Type the records out again in full, exactly.

▸ EXTRACTED INFORMATION

#####

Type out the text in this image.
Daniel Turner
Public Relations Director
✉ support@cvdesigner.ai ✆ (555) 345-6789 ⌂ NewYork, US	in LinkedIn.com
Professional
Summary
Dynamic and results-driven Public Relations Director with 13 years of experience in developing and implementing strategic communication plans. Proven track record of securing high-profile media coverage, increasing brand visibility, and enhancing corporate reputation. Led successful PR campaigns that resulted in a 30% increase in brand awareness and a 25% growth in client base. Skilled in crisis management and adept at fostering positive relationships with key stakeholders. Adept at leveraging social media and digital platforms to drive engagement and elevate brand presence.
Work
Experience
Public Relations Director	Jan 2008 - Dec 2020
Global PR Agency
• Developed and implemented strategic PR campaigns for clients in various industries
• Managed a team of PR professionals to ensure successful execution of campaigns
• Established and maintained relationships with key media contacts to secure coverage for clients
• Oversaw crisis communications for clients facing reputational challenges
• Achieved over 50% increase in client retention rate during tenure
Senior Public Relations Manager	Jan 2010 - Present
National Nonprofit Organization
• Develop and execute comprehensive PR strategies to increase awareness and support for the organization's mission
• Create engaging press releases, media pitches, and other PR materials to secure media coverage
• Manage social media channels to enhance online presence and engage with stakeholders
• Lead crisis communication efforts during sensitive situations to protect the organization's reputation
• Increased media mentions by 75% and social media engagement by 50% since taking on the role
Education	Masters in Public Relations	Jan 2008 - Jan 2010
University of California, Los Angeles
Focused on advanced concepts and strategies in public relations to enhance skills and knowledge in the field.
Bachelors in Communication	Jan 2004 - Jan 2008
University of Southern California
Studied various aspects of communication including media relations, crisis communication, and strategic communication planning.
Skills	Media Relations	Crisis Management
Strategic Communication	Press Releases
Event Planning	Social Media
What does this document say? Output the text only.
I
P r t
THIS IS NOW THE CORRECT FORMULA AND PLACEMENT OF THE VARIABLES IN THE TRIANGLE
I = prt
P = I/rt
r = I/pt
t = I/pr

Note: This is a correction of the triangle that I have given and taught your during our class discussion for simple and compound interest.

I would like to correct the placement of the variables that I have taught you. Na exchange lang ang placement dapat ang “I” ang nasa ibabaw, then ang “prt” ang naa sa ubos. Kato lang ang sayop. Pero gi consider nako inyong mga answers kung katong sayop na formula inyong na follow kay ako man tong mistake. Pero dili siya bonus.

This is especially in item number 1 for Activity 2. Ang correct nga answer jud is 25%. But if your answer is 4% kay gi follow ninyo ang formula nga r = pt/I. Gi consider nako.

#####

▸ RESPONSE TO THE TASK
Type out the text in this image.
Daniel Turner
Public Relations Director
✉ support@cvdesigner.ai ✆ (555) 345-6789 ⌂ NewYork, US	in LinkedIn.com
Professional
Summary
Dynamic and results-driven Public Relations Director with 13 years of experience in developing and implementing strategic communication plans. Proven track record of securing high-profile media coverage, increasing brand visibility, and enhancing corporate reputation. Led successful PR campaigns that resulted in a 30% increase in brand awareness and a 25% growth in client base. Skilled in crisis management and adept at fostering positive relationships with key stakeholders. Adept at leveraging social media and digital platforms to drive engagement and elevate brand presence.
Work
Experience
Public Relations Director	Jan 2008 - Dec 2020
Global PR Agency
• Developed and implemented strategic PR campaigns for clients in various industries
• Managed a team of PR professionals to ensure successful execution of campaigns
• Established and maintained relationships with key media contacts to secure coverage for clients
• Oversaw crisis communications for clients facing reputational challenges
• Achieved over 50% increase in client retention rate during tenure
Senior Public Relations Manager	Jan 2010 - Present
National Nonprofit Organization
• Develop and execute comprehensive PR strategies to increase awareness and support for the organization's mission
• Create engaging press releases, media pitches, and other PR materials to secure media coverage
• Manage social media channels to enhance online presence and engage with stakeholders
• Lead crisis communication efforts during sensitive situations to protect the organization's reputation
• Increased media mentions by 75% and social media engagement by 50% since taking on the role
Education	Masters in Public Relations	Jan 2008 - Jan 2010
University of California, Los Angeles
Focused on advanced concepts and strategies in public relations to enhance skills and knowledge in the field.
Bachelors in Communication	Jan 2004 - Jan 2008
University of Southern California
Studied various aspects of communication including media relations, crisis communication, and strategic communication planning.
Skills	Media Relations	Crisis Management
Strategic Communication	Press Releases
Event Planning	Social Media
What does this document say? Output the text only.
I
P r t
THIS IS NOW THE CORRECT FORMULA AND PLACEMENT OF THE VARIABLES IN THE TRIANGLE
I = prt
P = I/rt
r = I/pt
t = I/pr

Note: This is a correction of the triangle that I have given and taught your during our class discussion for simple and compound interest.

I would like to correct the placement of the variables that I have taught you. Na exchange lang ang placement dapat ang “I” ang nasa ibabaw, then ang “prt” ang naa sa ubos. Kato lang ang sayop. Pero gi consider nako inyong mga answers kung katong sayop na formula inyong na follow kay ako man tong mistake. Pero dili siya bonus.

This is especially in item number 1 for Activity 2. Ang correct nga answer jud is 25%. But if your answer is 4% kay gi follow ninyo ang formula nga r = pt/I. Gi consider nako.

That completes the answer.